→ Stored items from a collection:
--- start ---

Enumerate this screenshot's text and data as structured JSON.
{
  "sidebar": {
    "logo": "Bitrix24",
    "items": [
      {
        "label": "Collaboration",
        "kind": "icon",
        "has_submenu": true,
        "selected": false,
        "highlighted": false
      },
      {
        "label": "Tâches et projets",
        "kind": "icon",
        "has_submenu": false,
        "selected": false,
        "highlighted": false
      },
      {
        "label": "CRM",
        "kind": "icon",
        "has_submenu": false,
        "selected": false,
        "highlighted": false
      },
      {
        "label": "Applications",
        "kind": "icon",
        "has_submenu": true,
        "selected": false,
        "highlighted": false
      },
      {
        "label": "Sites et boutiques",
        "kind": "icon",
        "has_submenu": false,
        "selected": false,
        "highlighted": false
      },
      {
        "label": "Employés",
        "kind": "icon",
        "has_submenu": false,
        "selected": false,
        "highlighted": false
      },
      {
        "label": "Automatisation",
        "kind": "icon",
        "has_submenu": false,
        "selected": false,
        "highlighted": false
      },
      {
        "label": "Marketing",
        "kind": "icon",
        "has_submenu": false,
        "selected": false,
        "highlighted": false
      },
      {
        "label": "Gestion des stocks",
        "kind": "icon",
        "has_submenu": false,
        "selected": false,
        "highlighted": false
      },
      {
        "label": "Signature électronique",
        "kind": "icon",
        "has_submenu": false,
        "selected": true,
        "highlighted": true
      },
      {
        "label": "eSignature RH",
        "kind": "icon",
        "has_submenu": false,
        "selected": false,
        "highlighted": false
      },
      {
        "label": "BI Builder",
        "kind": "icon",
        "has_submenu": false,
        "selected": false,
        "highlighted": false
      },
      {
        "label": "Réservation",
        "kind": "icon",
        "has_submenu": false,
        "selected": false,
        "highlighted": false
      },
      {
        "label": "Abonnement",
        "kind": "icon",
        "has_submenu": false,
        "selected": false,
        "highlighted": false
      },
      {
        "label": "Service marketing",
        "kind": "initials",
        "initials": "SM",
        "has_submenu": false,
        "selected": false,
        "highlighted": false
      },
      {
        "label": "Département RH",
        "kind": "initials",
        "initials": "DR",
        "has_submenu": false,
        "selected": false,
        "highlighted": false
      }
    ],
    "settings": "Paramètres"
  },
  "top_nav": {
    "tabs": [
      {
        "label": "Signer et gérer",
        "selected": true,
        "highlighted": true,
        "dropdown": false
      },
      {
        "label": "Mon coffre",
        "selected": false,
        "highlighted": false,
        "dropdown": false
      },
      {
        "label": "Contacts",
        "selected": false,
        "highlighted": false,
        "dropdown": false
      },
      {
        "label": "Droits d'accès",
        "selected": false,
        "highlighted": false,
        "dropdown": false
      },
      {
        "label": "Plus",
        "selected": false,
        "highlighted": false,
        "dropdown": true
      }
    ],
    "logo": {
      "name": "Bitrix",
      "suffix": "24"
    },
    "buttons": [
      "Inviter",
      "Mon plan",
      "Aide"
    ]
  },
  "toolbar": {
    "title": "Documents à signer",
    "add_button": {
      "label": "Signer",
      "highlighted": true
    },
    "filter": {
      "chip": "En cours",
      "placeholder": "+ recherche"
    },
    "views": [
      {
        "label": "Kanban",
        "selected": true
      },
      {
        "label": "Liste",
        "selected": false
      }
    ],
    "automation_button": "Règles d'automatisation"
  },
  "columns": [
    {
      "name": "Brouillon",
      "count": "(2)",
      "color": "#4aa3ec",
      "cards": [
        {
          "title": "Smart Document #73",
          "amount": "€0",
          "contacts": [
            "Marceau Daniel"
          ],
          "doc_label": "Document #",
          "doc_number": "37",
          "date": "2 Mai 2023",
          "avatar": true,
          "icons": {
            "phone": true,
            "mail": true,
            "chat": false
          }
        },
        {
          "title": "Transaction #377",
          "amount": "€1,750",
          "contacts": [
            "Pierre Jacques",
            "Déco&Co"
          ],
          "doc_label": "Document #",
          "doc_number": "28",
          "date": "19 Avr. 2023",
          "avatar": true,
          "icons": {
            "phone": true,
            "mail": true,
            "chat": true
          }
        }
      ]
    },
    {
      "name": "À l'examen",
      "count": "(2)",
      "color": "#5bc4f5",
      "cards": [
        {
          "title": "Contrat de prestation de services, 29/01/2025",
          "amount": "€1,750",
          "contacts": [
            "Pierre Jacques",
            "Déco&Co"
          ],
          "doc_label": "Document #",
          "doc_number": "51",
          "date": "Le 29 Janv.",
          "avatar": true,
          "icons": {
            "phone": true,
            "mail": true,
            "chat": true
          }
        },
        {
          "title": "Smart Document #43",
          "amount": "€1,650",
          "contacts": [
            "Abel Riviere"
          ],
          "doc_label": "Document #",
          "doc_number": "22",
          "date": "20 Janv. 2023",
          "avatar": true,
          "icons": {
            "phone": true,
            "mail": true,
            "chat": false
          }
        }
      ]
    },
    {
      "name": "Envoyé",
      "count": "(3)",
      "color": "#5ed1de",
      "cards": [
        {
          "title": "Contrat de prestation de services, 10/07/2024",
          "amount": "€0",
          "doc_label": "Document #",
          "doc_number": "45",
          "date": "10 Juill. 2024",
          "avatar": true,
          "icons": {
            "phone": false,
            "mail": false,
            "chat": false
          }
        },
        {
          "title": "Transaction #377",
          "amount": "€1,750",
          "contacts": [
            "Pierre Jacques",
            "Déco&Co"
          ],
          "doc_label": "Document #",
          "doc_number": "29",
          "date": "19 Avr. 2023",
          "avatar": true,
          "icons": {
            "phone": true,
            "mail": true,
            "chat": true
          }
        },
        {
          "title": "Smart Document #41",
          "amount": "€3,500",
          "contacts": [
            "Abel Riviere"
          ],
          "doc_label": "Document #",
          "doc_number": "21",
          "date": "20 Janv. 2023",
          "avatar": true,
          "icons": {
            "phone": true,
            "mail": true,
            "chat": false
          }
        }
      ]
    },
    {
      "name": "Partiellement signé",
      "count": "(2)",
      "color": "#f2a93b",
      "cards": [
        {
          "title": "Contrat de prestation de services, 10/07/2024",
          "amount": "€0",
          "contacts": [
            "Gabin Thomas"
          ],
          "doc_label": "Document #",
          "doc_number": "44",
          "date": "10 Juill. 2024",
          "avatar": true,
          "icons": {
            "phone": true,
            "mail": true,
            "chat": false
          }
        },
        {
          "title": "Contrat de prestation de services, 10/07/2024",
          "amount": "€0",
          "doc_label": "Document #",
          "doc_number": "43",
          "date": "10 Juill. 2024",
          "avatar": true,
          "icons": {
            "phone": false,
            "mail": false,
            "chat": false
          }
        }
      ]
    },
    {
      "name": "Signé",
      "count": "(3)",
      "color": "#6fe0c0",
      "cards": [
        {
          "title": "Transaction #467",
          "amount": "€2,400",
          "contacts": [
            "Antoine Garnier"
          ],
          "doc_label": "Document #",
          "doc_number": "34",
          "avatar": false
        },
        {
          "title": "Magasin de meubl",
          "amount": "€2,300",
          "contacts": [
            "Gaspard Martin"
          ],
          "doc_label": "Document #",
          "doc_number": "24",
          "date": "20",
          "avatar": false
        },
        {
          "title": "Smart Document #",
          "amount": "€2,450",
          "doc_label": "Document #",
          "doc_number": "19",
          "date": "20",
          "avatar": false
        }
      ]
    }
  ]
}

--- end ---

→ Set problem: Give back all the records exactly as they stand.

→ Solution to this problem:
Enumerate this screenshot's text and data as structured JSON.
{
  "sidebar": {
    "logo": "Bitrix24",
    "items": [
      {
        "label": "Collaboration",
        "kind": "icon",
        "has_submenu": true,
        "selected": false,
        "highlighted": false
      },
      {
        "label": "Tâches et projets",
        "kind": "icon",
        "has_submenu": false,
        "selected": false,
        "highlighted": false
      },
      {
        "label": "CRM",
        "kind": "icon",
        "has_submenu": false,
        "selected": false,
        "highlighted": false
      },
      {
        "label": "Applications",
        "kind": "icon",
        "has_submenu": true,
        "selected": false,
        "highlighted": false
      },
      {
        "label": "Sites et boutiques",
        "kind": "icon",
        "has_submenu": false,
        "selected": false,
        "highlighted": false
      },
      {
        "label": "Employés",
        "kind": "icon",
        "has_submenu": false,
        "selected": false,
        "highlighted": false
      },
      {
        "label": "Automatisation",
        "kind": "icon",
        "has_submenu": false,
        "selected": false,
        "highlighted": false
      },
      {
        "label": "Marketing",
        "kind": "icon",
        "has_submenu": false,
        "selected": false,
        "highlighted": false
      },
      {
        "label": "Gestion des stocks",
        "kind": "icon",
        "has_submenu": false,
        "selected": false,
        "highlighted": false
      },
      {
        "label": "Signature électronique",
        "kind": "icon",
        "has_submenu": false,
        "selected": true,
        "highlighted": true
      },
      {
        "label": "eSignature RH",
        "kind": "icon",
        "has_submenu": false,
        "selected": false,
        "highlighted": false
      },
      {
        "label": "BI Builder",
        "kind": "icon",
        "has_submenu": false,
        "selected": false,
        "highlighted": false
      },
      {
        "label": "Réservation",
        "kind": "icon",
        "has_submenu": false,
        "selected": false,
        "highlighted": false
      },
      {
        "label": "Abonnement",
        "kind": "icon",
        "has_submenu": false,
        "selected": false,
        "highlighted": false
      },
      {
        "label": "Service marketing",
        "kind": "initials",
        "initials": "SM",
        "has_submenu": false,
        "selected": false,
        "highlighted": false
      },
      {
        "label": "Département RH",
        "kind": "initials",
        "initials": "DR",
        "has_submenu": false,
        "selected": false,
        "highlighted": false
      }
    ],
    "settings": "Paramètres"
  },
  "top_nav": {
    "tabs": [
      {
        "label": "Signer et gérer",
        "selected": true,
        "highlighted": true,
        "dropdown": false
      },
      {
        "label": "Mon coffre",
        "selected": false,
        "highlighted": false,
        "dropdown": false
      },
      {
        "label": "Contacts",
        "selected": false,
        "highlighted": false,
        "dropdown": false
      },
      {
        "label": "Droits d'accès",
        "selected": false,
        "highlighted": false,
        "dropdown": false
      },
      {
        "label": "Plus",
        "selected": false,
        "highlighted": false,
        "dropdown": true
      }
    ],
    "logo": {
      "name": "Bitrix",
      "suffix": "24"
    },
    "buttons": [
      "Inviter",
      "Mon plan",
      "Aide"
    ]
  },
  "toolbar": {
    "title": "Documents à signer",
    "add_button": {
      "label": "Signer",
      "highlighted": true
    },
    "filter": {
      "chip": "En cours",
      "placeholder": "+ recherche"
    },
    "views": [
      {
        "label": "Kanban",
        "selected": true
      },
      {
        "label": "Liste",
        "selected": false
      }
    ],
    "automation_button": "Règles d'automatisation"
  },
  "columns": [
    {
      "name": "Brouillon",
      "count": "(2)",
      "color": "#4aa3ec",
      "cards": [
        {
          "title": "Smart Document #73",
          "amount": "€0",
          "contacts": [
            "Marceau Daniel"
          ],
          "doc_label": "Document #",
          "doc_number": "37",
          "date": "2 Mai 2023",
          "avatar": true,
          "icons": {
            "phone": true,
            "mail": true,
            "chat": false
          }
        },
        {
          "title": "Transaction #377",
          "amount": "€1,750",
          "contacts": [
            "Pierre Jacques",
            "Déco&Co"
          ],
          "doc_label": "Document #",
          "doc_number": "28",
          "date": "19 Avr. 2023",
          "avatar": true,
          "icons": {
            "phone": true,
            "mail": true,
            "chat": true
          }
        }
      ]
    },
    {
      "name": "À l'examen",
      "count": "(2)",
      "color": "#5bc4f5",
      "cards": [
        {
          "title": "Contrat de prestation de services, 29/01/2025",
          "amount": "€1,750",
          "contacts": [
            "Pierre Jacques",
            "Déco&Co"
          ],
          "doc_label": "Document #",
          "doc_number": "51",
          "date": "Le 29 Janv.",
          "avatar": true,
          "icons": {
            "phone": true,
            "mail": true,
            "chat": true
          }
        },
        {
          "title": "Smart Document #43",
          "amount": "€1,650",
          "contacts": [
            "Abel Riviere"
          ],
          "doc_label": "Document #",
          "doc_number": "22",
          "date": "20 Janv. 2023",
          "avatar": true,
          "icons": {
            "phone": true,
            "mail": true,
            "chat": false
          }
        }
      ]
    },
    {
      "name": "Envoyé",
      "count": "(3)",
      "color": "#5ed1de",
      "cards": [
        {
          "title": "Contrat de prestation de services, 10/07/2024",
          "amount": "€0",
          "doc_label": "Document #",
          "doc_number": "45",
          "date": "10 Juill. 2024",
          "avatar": true,
          "icons": {
            "phone": false,
            "mail": false,
            "chat": false
          }
        },
        {
          "title": "Transaction #377",
          "amount": "€1,750",
          "contacts": [
            "Pierre Jacques",
            "Déco&Co"
          ],
          "doc_label": "Document #",
          "doc_number": "29",
          "date": "19 Avr. 2023",
          "avatar": true,
          "icons": {
            "phone": true,
            "mail": true,
            "chat": true
          }
        },
        {
          "title": "Smart Document #41",
          "amount": "€3,500",
          "contacts": [
            "Abel Riviere"
          ],
          "doc_label": "Document #",
          "doc_number": "21",
          "date": "20 Janv. 2023",
          "avatar": true,
          "icons": {
            "phone": true,
            "mail": true,
            "chat": false
          }
        }
      ]
    },
    {
      "name": "Partiellement signé",
      "count": "(2)",
      "color": "#f2a93b",
      "cards": [
        {
          "title": "Contrat de prestation de services, 10/07/2024",
          "amount": "€0",
          "contacts": [
            "Gabin Thomas"
          ],
          "doc_label": "Document #",
          "doc_number": "44",
          "date": "10 Juill. 2024",
          "avatar": true,
          "icons": {
            "phone": true,
            "mail": true,
            "chat": false
          }
        },
        {
          "title": "Contrat de prestation de services, 10/07/2024",
          "amount": "€0",
          "doc_label": "Document #",
          "doc_number": "43",
          "date": "10 Juill. 2024",
          "avatar": true,
          "icons": {
            "phone": false,
            "mail": false,
            "chat": false
          }
        }
      ]
    },
    {
      "name": "Signé",
      "count": "(3)",
      "color": "#6fe0c0",
      "cards": [
        {
          "title": "Transaction #467",
          "amount": "€2,400",
          "contacts": [
            "Antoine Garnier"
          ],
          "doc_label": "Document #",
          "doc_number": "34",
          "avatar": false
        },
        {
          "title": "Magasin de meubl",
          "amount": "€2,300",
          "contacts": [
            "Gaspard Martin"
          ],
          "doc_label": "Document #",
          "doc_number": "24",
          "date": "20",
          "avatar": false
        },
        {
          "title": "Smart Document #",
          "amount": "€2,450",
          "doc_label": "Document #",
          "doc_number": "19",
          "date": "20",
          "avatar": false
        }
      ]
    }
  ]
}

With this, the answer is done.